Short task: Reproduce all of the data below without alteration; exclude every picture.

— start —

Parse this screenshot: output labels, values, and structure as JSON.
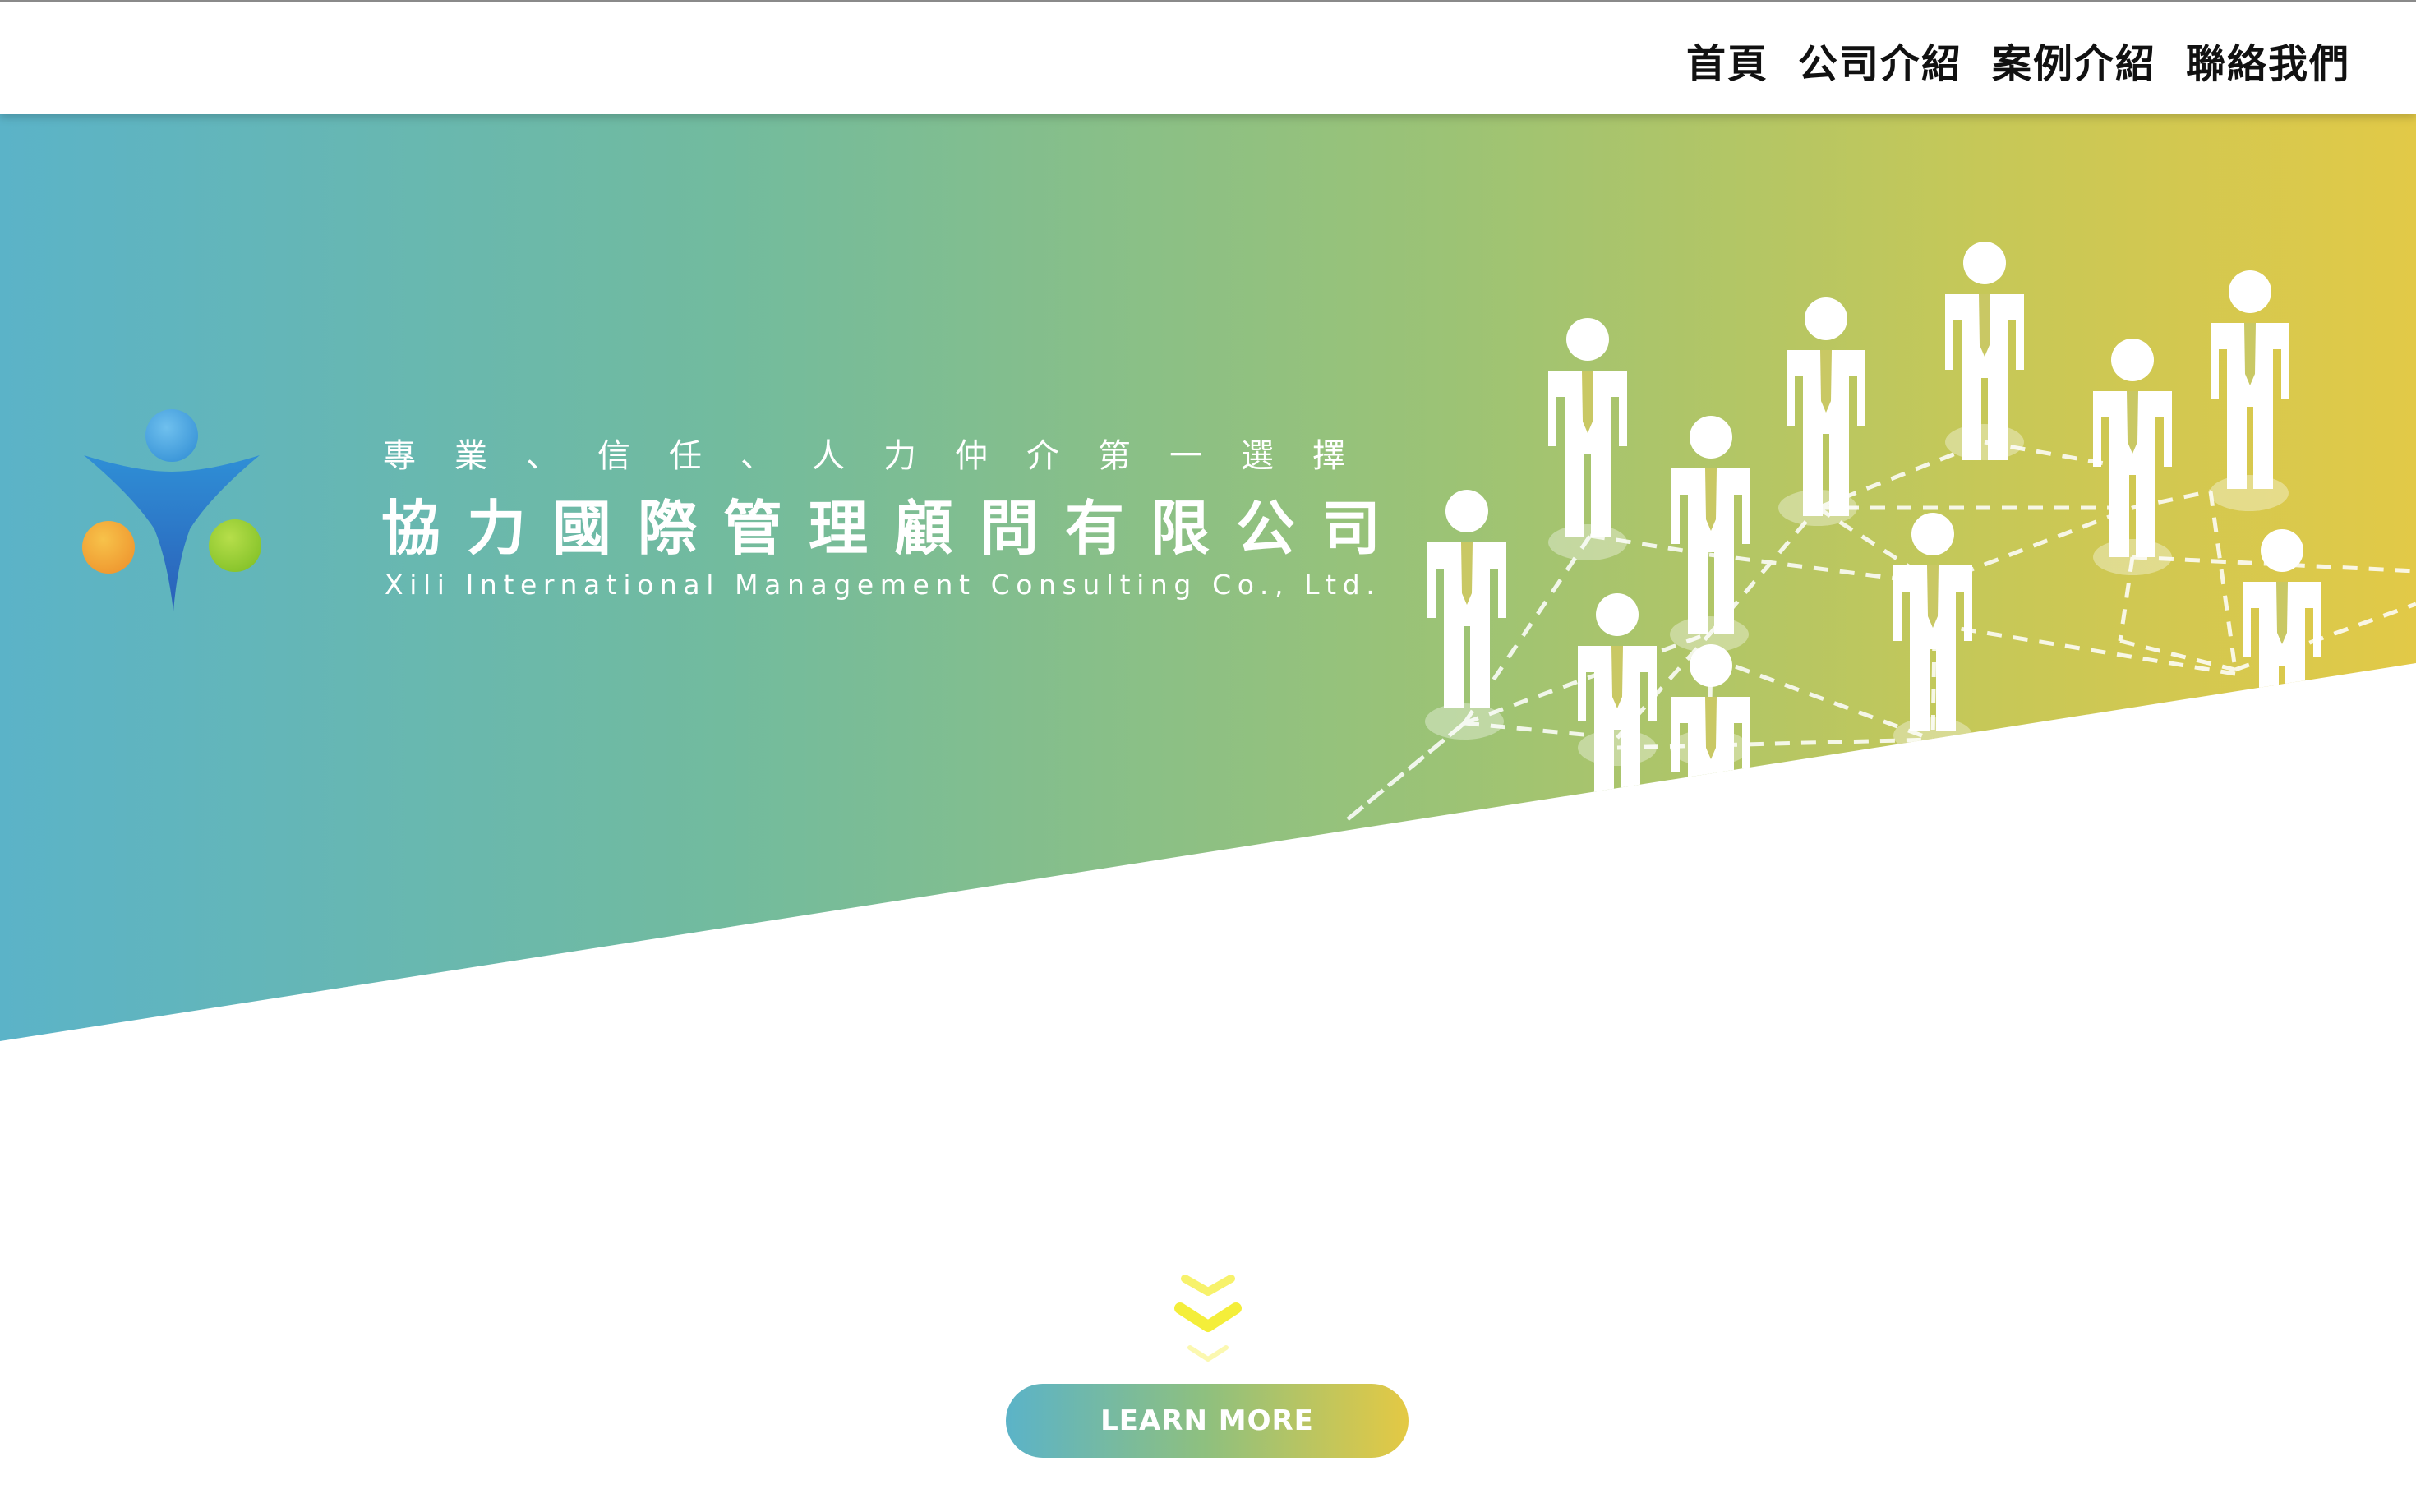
{
  "nav": {
    "items": [
      {
        "label": "首頁"
      },
      {
        "label": "公司介紹"
      },
      {
        "label": "案例介紹"
      },
      {
        "label": "聯絡我們"
      }
    ]
  },
  "hero": {
    "slogan": "專業、信任、人力仲介第一選擇",
    "company_name_cn": "協力國際管理顧問有限公司",
    "company_name_en": "Xili International Management Consulting Co., Ltd."
  },
  "cta": {
    "learn_more_label": "LEARN MORE"
  },
  "colors": {
    "gradient_start": "#5bb3c8",
    "gradient_mid": "#9cc375",
    "gradient_end": "#e2c947",
    "chevron": "#f4ee3a",
    "logo_blue": "#2f6fc4",
    "logo_orange": "#f2a83a",
    "logo_green": "#9ccf3a"
  },
  "icons": {
    "logo": "company-logo-figure",
    "scroll": "chevron-down-icon",
    "people": "businessman-icon"
  }
}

— end —

Finished exercise:
Parse this screenshot: output labels, values, and structure as JSON.
{
  "nav": {
    "items": [
      {
        "label": "首頁"
      },
      {
        "label": "公司介紹"
      },
      {
        "label": "案例介紹"
      },
      {
        "label": "聯絡我們"
      }
    ]
  },
  "hero": {
    "slogan": "專業、信任、人力仲介第一選擇",
    "company_name_cn": "協力國際管理顧問有限公司",
    "company_name_en": "Xili International Management Consulting Co., Ltd."
  },
  "cta": {
    "learn_more_label": "LEARN MORE"
  },
  "colors": {
    "gradient_start": "#5bb3c8",
    "gradient_mid": "#9cc375",
    "gradient_end": "#e2c947",
    "chevron": "#f4ee3a",
    "logo_blue": "#2f6fc4",
    "logo_orange": "#f2a83a",
    "logo_green": "#9ccf3a"
  },
  "icons": {
    "logo": "company-logo-figure",
    "scroll": "chevron-down-icon",
    "people": "businessman-icon"
  }
}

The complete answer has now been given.